**REQUIRED WORK**
Skip the pictures and repeat each line of the data exactly.

━━━━━━━━━━━━━━━━━━━━━━━━━━━━━━

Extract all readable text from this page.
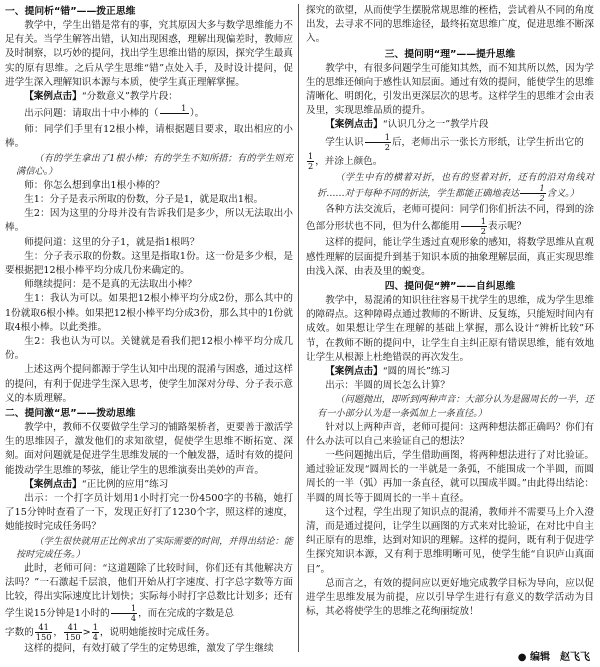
一、提问析“错”——拨正思维

教学中，学生出错是常有的事，究其原因大多与数学思维能力不足有关。当学生解答出错，认知出现困惑，理解出现偏差时，教师应及时制察，以巧妙的提问，找出学生思维出错的原因，探究学生最真实的原有思维。之后从学生思维“错”点处入手，及时设计提问，促进学生深入理解知识本源与本质，使学生真正理解掌握。

【案例点击】“分数意义”教学片段：

出示问题：请取出十中小棒的（	1
  ）。

师：同学们手里有12根小棒，请根据题目要求，取出相应的小棒。

（有的学生拿出了1根小棒；有的学生不知所措；有的学生则充满信心。）

师：你怎么想到拿出1根小棒的？

生1：分子是表示所取的份数，分子是1，就是取出1根。

生2：因为这里的分母并没有告诉我们是多少，所以无法取出小棒。

师提问道：这里的分子1，就是指1根吗？

生：分子表示取的份数。这里是指取1份。这一份是多少根，是要根据把12根小棒平均分成几份来确定的。

师继续提问：是不是真的无法取出小棒？

生1：我认为可以。如果把12根小棒平均分成2份，那么其中的1份就取6根小棒。如果把12根小棒平均分成3份，那么其中的1份就取4根小棒。以此类推。

生2：我也认为可以。关键就是看我们把12根小棒平均分成几份。

上述这两个提问都源于学生认知中出现的混淆与困惑，通过这样的提问，有利于促进学生深入思考，使学生加深对分母、分子表示意义的本质理解。

二、提问激“思”——拨动思维

教学中，教师不仅要做学生学习的铺路架桥者，更要善于激活学生的思维因子，激发他们的求知欲望，促使学生思维不断拓宽、深刻。面对问题就是促进学生思维发展的一个触发器，适时有效的提问能拨动学生思维的琴弦，能让学生的思维演奏出美妙的声音。

【案例点击】“正比例的应用”练习

出示：一个打字员计划用1小时打完一份4500字的书稿，她打了15分钟时查看了一下，发现正好打了1230个字，照这样的速度，她能按时完成任务吗？

（学生很快就用正比例求出了实际需要的时间，并得出结论：能按时完成任务。）

此时，老师可问：“这道题除了比较时间，你们还有其他解决方法吗？”一石激起千层浪，他们开始从打字速度、打字总字数等方面比较，得出实际速度比计划快；实际每小时打字总数比计划多；还有学生说15分钟是1小时的 $\frac{1}{4}$ ，而在完成的字数是总

字数的 $\frac{41}{150}$ ， $\frac{41}{150} > \frac{1}{4}$ ，说明她能按时完成任务。

这样的提问，有效打破了学生的定势思维，激发了学生继续

探究的欲望，从而使学生摆脱常规思维的桎梏，尝试着从不同的角度出发，去寻求不同的思维途径，最终拓宽思维广度，促进思维不断深入。

三、提问明“理”——提升思维

教学中，有很多问题学生可能知其然，而不知其所以然，因为学生的思维还倾向于感性认知层面。通过有效的提问，能使学生的思维清晰化、明朗化，引发出更深层次的思考。这样学生的思维才会由表及里，实现思维品质的提升。

【案例点击】“认识几分之一”教学片段

学生认识 $\frac{1}{2}$ 后，老师出示一张长方形纸，让学生折出它的

$\frac{1}{2}$ ，并涂上颜色。

（学生中有的横着对折，也有的竖着对折，还有的沿对角线对折……对于每种不同的折法，学生都能正确地表达 $\frac{1}{2}$ 含义。）

各种方法交流后，老师可提问：同学们你们折法不同，得到的涂色部分形状也不同，但为什么都能用 $\frac{1}{2}$ 表示呢？

这样的提问，能让学生透过直观形象的感知，将数学思维从直观感性理解的层面提升到基于知识本质的抽象理解层面，真正实现思维由浅入深、由表及里的蜕变。

四、提问促“辨”——自纠思维

教学中，易混淆的知识往往容易干扰学生的思维，成为学生思维的障碍点。这种障碍点通过教师的不断讲、反复练，只能短时间内有成效。如果想让学生在理解的基础上掌握，那么设计“辨析比较”环节，在教师不断的提问中，让学生自主纠正原有错误思维，能有效地让学生从根源上杜绝错误的再次发生。

【案例点击】“圆的周长”练习

出示：半圆的周长怎么计算？

（问题抛出，即听到两种声音：大部分认为是圆周长的一半，还有一小部分认为是一条弧加上一条直径。）

针对以上两种声音，老师可提问：这两种想法都正确吗？你们有什么办法可以自己来验证自己的想法？

一些问题抛出后，学生借助画图，将两种想法进行了对比验证。通过验证发现“圆周长的一半就是一条弧，不能围成一个半圆，而圆周长的一半（弧）再加一条直径，就可以围成半圆。”由此得出结论：半圆的周长等于圆周长的一半＋直径。

这个过程，学生出现了知识点的混淆，教师并不需要马上介入澄清，而是通过提问，让学生以画图的方式来对比验证，在对比中自主纠正原有的思维，达到对知识的理解。这样的提问，既有利于促进学生探究知识本源，又有利于思维明晰可见，使学生能“自识庐山真面目”。

总而言之，有效的提问应以更好地完成教学目标为导向，应以促进学生思维发展为前提，应以引导学生进行有意义的数学活动为目标，其必将使学生的思维之花绚丽绽放！

● 编辑　赵飞飞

━━━━━━━━━━━━━━━━━━━━━━━━━━━━━━

**WRITTEN ANSWER**
Extract all readable text from this page.
一、提问析“错”——拨正思维

教学中，学生出错是常有的事，究其原因大多与数学思维能力不足有关。当学生解答出错，认知出现困惑，理解出现偏差时，教师应及时制察，以巧妙的提问，找出学生思维出错的原因，探究学生最真实的原有思维。之后从学生思维“错”点处入手，及时设计提问，促进学生深入理解知识本源与本质，使学生真正理解掌握。

【案例点击】“分数意义”教学片段：

出示问题：请取出十中小棒的（	1
  ）。

师：同学们手里有12根小棒，请根据题目要求，取出相应的小棒。

（有的学生拿出了1根小棒；有的学生不知所措；有的学生则充满信心。）

师：你怎么想到拿出1根小棒的？

生1：分子是表示所取的份数，分子是1，就是取出1根。

生2：因为这里的分母并没有告诉我们是多少，所以无法取出小棒。

师提问道：这里的分子1，就是指1根吗？

生：分子表示取的份数。这里是指取1份。这一份是多少根，是要根据把12根小棒平均分成几份来确定的。

师继续提问：是不是真的无法取出小棒？

生1：我认为可以。如果把12根小棒平均分成2份，那么其中的1份就取6根小棒。如果把12根小棒平均分成3份，那么其中的1份就取4根小棒。以此类推。

生2：我也认为可以。关键就是看我们把12根小棒平均分成几份。

上述这两个提问都源于学生认知中出现的混淆与困惑，通过这样的提问，有利于促进学生深入思考，使学生加深对分母、分子表示意义的本质理解。

二、提问激“思”——拨动思维

教学中，教师不仅要做学生学习的铺路架桥者，更要善于激活学生的思维因子，激发他们的求知欲望，促使学生思维不断拓宽、深刻。面对问题就是促进学生思维发展的一个触发器，适时有效的提问能拨动学生思维的琴弦，能让学生的思维演奏出美妙的声音。

【案例点击】“正比例的应用”练习

出示：一个打字员计划用1小时打完一份4500字的书稿，她打了15分钟时查看了一下，发现正好打了1230个字，照这样的速度，她能按时完成任务吗？

（学生很快就用正比例求出了实际需要的时间，并得出结论：能按时完成任务。）

此时，老师可问：“这道题除了比较时间，你们还有其他解决方法吗？”一石激起千层浪，他们开始从打字速度、打字总字数等方面比较，得出实际速度比计划快；实际每小时打字总数比计划多；还有学生说15分钟是1小时的 $\frac{1}{4}$ ，而在完成的字数是总

字数的 $\frac{41}{150}$ ， $\frac{41}{150} > \frac{1}{4}$ ，说明她能按时完成任务。

这样的提问，有效打破了学生的定势思维，激发了学生继续

探究的欲望，从而使学生摆脱常规思维的桎梏，尝试着从不同的角度出发，去寻求不同的思维途径，最终拓宽思维广度，促进思维不断深入。

三、提问明“理”——提升思维

教学中，有很多问题学生可能知其然，而不知其所以然，因为学生的思维还倾向于感性认知层面。通过有效的提问，能使学生的思维清晰化、明朗化，引发出更深层次的思考。这样学生的思维才会由表及里，实现思维品质的提升。

【案例点击】“认识几分之一”教学片段

学生认识 $\frac{1}{2}$ 后，老师出示一张长方形纸，让学生折出它的

$\frac{1}{2}$ ，并涂上颜色。

（学生中有的横着对折，也有的竖着对折，还有的沿对角线对折……对于每种不同的折法，学生都能正确地表达 $\frac{1}{2}$ 含义。）

各种方法交流后，老师可提问：同学们你们折法不同，得到的涂色部分形状也不同，但为什么都能用 $\frac{1}{2}$ 表示呢？

这样的提问，能让学生透过直观形象的感知，将数学思维从直观感性理解的层面提升到基于知识本质的抽象理解层面，真正实现思维由浅入深、由表及里的蜕变。

四、提问促“辨”——自纠思维

教学中，易混淆的知识往往容易干扰学生的思维，成为学生思维的障碍点。这种障碍点通过教师的不断讲、反复练，只能短时间内有成效。如果想让学生在理解的基础上掌握，那么设计“辨析比较”环节，在教师不断的提问中，让学生自主纠正原有错误思维，能有效地让学生从根源上杜绝错误的再次发生。

【案例点击】“圆的周长”练习

出示：半圆的周长怎么计算？

（问题抛出，即听到两种声音：大部分认为是圆周长的一半，还有一小部分认为是一条弧加上一条直径。）

针对以上两种声音，老师可提问：这两种想法都正确吗？你们有什么办法可以自己来验证自己的想法？

一些问题抛出后，学生借助画图，将两种想法进行了对比验证。通过验证发现“圆周长的一半就是一条弧，不能围成一个半圆，而圆周长的一半（弧）再加一条直径，就可以围成半圆。”由此得出结论：半圆的周长等于圆周长的一半＋直径。

这个过程，学生出现了知识点的混淆，教师并不需要马上介入澄清，而是通过提问，让学生以画图的方式来对比验证，在对比中自主纠正原有的思维，达到对知识的理解。这样的提问，既有利于促进学生探究知识本源，又有利于思维明晰可见，使学生能“自识庐山真面目”。

总而言之，有效的提问应以更好地完成教学目标为导向，应以促进学生思维发展为前提，应以引导学生进行有意义的数学活动为目标，其必将使学生的思维之花绚丽绽放！

● 编辑　赵飞飞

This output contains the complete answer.